## BEGIN Data to use

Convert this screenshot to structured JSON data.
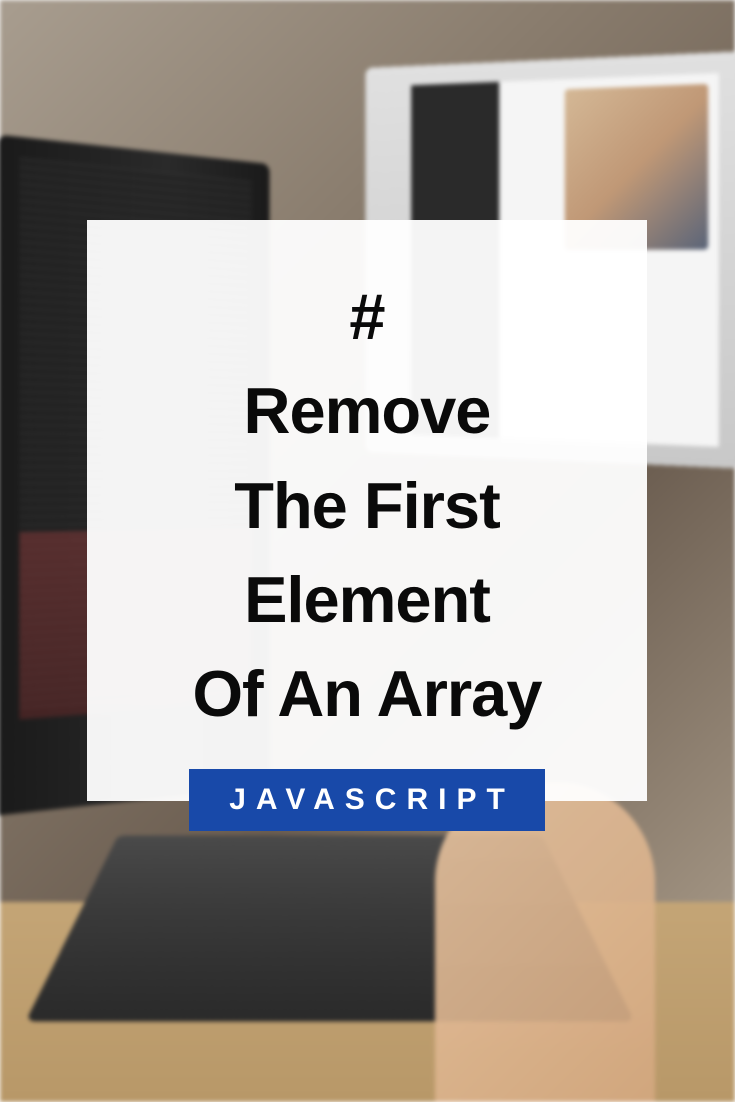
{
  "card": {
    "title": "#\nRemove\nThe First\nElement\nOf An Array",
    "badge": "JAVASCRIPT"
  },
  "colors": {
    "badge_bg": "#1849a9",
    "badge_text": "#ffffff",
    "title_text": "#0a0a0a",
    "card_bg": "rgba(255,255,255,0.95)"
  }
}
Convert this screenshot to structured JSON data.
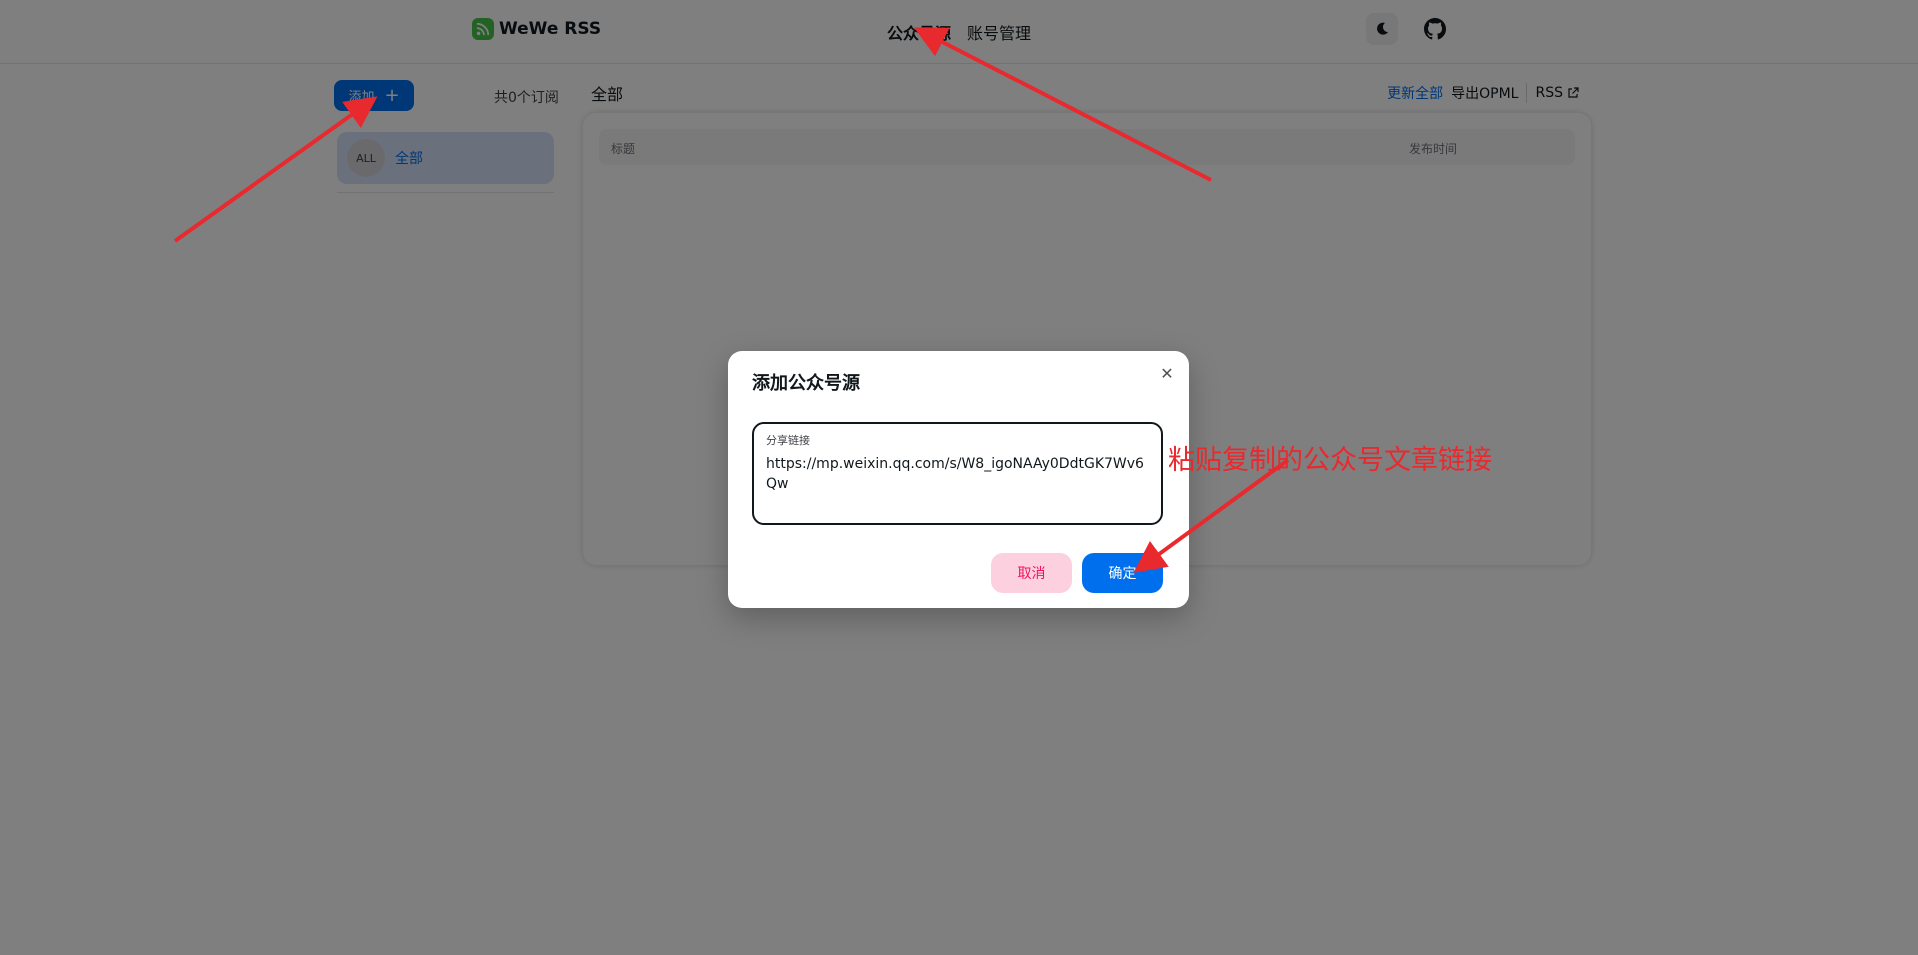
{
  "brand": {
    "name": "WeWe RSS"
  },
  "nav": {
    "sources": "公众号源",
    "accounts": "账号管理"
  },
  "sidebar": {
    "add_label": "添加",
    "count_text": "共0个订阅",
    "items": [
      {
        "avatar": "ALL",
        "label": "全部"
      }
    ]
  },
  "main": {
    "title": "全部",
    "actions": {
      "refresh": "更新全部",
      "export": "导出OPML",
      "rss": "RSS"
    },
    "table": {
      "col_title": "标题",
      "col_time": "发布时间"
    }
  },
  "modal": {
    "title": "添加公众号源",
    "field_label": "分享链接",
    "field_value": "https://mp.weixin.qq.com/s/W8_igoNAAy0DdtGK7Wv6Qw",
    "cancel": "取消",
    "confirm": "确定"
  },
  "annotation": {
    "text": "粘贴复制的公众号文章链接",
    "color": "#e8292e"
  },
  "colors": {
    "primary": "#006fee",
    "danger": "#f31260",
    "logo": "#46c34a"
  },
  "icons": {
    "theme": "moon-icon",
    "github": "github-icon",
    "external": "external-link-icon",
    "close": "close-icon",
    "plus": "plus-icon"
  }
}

## END Data to use

■ Task instructions ■
Omit the pictures and output all of the other material exactly.

■ Full output ■
Convert this screenshot to structured JSON data.
{
  "card": {
    "title": "#\nRemove\nThe First\nElement\nOf An Array",
    "badge": "JAVASCRIPT"
  },
  "colors": {
    "badge_bg": "#1849a9",
    "badge_text": "#ffffff",
    "title_text": "#0a0a0a",
    "card_bg": "rgba(255,255,255,0.95)"
  }
}
Convert this screenshot to structured JSON data.
{
  "brand": {
    "name": "WeWe RSS"
  },
  "nav": {
    "sources": "公众号源",
    "accounts": "账号管理"
  },
  "sidebar": {
    "add_label": "添加",
    "count_text": "共0个订阅",
    "items": [
      {
        "avatar": "ALL",
        "label": "全部"
      }
    ]
  },
  "main": {
    "title": "全部",
    "actions": {
      "refresh": "更新全部",
      "export": "导出OPML",
      "rss": "RSS"
    },
    "table": {
      "col_title": "标题",
      "col_time": "发布时间"
    }
  },
  "modal": {
    "title": "添加公众号源",
    "field_label": "分享链接",
    "field_value": "https://mp.weixin.qq.com/s/W8_igoNAAy0DdtGK7Wv6Qw",
    "cancel": "取消",
    "confirm": "确定"
  },
  "annotation": {
    "text": "粘贴复制的公众号文章链接",
    "color": "#e8292e"
  },
  "colors": {
    "primary": "#006fee",
    "danger": "#f31260",
    "logo": "#46c34a"
  },
  "icons": {
    "theme": "moon-icon",
    "github": "github-icon",
    "external": "external-link-icon",
    "close": "close-icon",
    "plus": "plus-icon"
  }
}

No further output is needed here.